Look through the material below. Copy each line that contains the string "First".

■ Information provided ■
:::::
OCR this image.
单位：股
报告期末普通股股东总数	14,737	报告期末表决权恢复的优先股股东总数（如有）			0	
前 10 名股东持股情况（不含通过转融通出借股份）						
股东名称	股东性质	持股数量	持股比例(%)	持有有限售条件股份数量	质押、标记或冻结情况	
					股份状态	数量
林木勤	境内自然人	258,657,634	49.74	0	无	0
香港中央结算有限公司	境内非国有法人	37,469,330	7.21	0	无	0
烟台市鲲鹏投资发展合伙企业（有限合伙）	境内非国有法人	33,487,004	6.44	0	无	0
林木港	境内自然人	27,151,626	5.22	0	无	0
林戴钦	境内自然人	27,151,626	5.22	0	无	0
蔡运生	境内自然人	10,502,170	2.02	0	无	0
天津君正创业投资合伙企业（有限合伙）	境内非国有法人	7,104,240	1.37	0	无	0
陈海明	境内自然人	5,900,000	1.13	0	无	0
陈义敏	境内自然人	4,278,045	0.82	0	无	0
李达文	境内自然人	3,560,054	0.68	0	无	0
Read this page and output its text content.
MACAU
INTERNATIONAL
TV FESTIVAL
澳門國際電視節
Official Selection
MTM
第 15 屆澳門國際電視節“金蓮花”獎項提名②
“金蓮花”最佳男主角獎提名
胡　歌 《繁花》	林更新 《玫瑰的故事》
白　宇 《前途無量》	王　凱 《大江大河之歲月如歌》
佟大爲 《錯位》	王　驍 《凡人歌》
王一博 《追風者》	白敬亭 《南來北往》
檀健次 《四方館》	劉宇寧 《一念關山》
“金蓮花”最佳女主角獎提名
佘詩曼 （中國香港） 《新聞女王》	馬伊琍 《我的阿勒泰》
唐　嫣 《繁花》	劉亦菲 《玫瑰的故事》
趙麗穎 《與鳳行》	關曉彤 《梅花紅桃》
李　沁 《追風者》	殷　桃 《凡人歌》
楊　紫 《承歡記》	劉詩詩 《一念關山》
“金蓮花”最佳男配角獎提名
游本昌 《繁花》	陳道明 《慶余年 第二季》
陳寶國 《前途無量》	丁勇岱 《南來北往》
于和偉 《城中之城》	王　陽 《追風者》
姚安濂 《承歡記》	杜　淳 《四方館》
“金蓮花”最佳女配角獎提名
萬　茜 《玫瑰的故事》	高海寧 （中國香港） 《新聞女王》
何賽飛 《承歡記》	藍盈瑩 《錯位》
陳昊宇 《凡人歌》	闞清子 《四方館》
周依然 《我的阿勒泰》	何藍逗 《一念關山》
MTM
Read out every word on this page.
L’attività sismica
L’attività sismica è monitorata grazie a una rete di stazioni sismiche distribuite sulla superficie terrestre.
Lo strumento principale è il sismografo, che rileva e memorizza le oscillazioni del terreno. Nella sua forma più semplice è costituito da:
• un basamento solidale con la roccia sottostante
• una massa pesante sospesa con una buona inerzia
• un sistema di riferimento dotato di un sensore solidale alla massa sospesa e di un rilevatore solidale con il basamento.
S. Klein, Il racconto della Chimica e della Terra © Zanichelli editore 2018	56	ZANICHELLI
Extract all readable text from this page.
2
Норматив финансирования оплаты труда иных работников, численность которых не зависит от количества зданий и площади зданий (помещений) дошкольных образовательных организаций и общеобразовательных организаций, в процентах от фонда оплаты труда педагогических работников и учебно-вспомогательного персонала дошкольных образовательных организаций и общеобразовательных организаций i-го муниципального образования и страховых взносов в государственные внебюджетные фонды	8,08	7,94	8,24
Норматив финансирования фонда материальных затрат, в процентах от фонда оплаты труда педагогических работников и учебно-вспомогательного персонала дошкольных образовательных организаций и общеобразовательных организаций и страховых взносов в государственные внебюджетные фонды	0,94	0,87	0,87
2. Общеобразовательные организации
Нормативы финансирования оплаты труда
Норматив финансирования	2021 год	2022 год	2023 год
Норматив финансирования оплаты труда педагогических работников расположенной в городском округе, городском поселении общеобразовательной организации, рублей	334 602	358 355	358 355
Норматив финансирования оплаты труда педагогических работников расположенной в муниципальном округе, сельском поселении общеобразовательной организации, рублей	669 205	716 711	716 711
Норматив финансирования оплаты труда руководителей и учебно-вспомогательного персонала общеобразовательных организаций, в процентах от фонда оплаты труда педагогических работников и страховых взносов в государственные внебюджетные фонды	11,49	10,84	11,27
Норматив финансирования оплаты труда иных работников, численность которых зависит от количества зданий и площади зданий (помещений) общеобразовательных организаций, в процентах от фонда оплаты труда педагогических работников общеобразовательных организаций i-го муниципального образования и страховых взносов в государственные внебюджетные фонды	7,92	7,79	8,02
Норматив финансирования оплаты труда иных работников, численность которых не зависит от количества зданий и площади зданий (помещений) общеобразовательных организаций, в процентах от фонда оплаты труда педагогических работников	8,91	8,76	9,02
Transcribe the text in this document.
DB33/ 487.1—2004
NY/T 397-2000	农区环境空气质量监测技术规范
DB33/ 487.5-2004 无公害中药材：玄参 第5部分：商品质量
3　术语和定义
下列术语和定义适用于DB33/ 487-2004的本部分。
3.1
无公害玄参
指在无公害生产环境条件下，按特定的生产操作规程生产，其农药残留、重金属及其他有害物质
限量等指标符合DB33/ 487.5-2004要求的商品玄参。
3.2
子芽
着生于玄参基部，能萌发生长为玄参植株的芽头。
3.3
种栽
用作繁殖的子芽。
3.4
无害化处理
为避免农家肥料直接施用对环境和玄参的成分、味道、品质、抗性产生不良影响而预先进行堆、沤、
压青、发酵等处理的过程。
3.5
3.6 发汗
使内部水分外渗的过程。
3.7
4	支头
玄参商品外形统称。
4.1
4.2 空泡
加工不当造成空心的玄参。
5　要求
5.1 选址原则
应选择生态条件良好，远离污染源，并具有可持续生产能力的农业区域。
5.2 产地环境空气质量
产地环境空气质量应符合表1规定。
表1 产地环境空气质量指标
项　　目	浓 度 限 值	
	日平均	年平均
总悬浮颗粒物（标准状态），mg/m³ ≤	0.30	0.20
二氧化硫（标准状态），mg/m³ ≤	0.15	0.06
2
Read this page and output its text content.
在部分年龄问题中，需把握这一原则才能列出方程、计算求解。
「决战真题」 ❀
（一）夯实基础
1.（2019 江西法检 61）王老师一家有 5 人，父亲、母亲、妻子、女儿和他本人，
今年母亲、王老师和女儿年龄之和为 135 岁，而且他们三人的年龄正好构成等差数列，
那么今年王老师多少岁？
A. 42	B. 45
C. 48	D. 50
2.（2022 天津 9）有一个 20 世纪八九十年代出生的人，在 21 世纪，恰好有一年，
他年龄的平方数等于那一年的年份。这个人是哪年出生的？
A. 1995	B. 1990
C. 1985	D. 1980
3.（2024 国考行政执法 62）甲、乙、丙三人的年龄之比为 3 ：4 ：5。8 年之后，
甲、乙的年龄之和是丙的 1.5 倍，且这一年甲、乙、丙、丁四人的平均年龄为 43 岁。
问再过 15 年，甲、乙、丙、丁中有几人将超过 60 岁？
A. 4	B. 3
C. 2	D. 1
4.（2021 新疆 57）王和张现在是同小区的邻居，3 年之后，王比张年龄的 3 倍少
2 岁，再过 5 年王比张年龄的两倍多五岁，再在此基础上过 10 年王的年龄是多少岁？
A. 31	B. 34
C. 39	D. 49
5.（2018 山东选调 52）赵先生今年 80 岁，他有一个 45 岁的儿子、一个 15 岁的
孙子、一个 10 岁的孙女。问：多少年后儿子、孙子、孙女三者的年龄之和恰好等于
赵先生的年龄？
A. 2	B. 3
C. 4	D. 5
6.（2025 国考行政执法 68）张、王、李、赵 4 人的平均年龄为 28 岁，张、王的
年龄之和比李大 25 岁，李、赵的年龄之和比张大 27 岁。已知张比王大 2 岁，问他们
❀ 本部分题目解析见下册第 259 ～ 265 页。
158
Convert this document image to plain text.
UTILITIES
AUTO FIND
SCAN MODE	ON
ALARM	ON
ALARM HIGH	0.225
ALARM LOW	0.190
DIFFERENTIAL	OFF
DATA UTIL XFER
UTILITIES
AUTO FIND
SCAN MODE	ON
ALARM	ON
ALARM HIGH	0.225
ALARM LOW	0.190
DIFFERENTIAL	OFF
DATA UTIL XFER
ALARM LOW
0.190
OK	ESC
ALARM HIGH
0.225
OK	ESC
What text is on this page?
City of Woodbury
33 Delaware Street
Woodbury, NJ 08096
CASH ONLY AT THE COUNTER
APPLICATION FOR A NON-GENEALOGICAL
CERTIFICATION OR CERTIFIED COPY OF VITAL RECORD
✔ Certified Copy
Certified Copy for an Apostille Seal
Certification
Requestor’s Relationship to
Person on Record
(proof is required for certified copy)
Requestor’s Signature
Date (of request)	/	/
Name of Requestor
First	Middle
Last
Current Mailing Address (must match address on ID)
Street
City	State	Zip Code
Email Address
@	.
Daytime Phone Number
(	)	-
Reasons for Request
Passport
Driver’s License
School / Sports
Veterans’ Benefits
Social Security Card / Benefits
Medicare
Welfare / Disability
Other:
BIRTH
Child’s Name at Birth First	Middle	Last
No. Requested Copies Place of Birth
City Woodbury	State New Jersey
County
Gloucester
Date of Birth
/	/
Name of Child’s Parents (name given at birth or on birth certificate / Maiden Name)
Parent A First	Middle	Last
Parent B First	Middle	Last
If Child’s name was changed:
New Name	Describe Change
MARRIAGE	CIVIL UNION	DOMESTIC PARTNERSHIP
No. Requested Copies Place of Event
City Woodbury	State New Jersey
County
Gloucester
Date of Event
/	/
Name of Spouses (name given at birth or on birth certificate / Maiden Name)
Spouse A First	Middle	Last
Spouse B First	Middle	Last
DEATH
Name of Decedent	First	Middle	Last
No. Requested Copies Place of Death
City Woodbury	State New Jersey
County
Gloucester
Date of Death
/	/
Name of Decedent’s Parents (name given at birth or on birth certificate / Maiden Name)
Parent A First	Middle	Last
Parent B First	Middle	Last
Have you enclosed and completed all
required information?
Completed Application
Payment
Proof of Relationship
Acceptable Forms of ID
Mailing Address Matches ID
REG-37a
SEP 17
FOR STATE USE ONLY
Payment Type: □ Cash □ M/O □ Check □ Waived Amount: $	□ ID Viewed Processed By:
:::::
■ Written reply ■
First	Middle
Child’s Name at Birth First	Middle	Last
Parent A First	Middle	Last
Parent B First	Middle	Last
Spouse A First	Middle	Last
Spouse B First	Middle	Last
Name of Decedent	First	Middle	Last
Parent A First	Middle	Last
Parent B First	Middle	Last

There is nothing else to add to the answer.